> _Data provided_:
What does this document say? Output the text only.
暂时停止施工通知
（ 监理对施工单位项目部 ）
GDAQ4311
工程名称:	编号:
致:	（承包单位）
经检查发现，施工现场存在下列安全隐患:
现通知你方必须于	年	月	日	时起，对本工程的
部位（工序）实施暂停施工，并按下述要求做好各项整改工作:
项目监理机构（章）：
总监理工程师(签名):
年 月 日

> _Problem to work on_: Give the complete listing a second time, exactly as it reads.

> _Solution for this exercise_:
What does this document say? Output the text only.
暂时停止施工通知
（ 监理对施工单位项目部 ）
GDAQ4311
工程名称:	编号:
致:	（承包单位）
经检查发现，施工现场存在下列安全隐患:
现通知你方必须于	年	月	日	时起，对本工程的
部位（工序）实施暂停施工，并按下述要求做好各项整改工作:
项目监理机构（章）：
总监理工程师(签名):
年 月 日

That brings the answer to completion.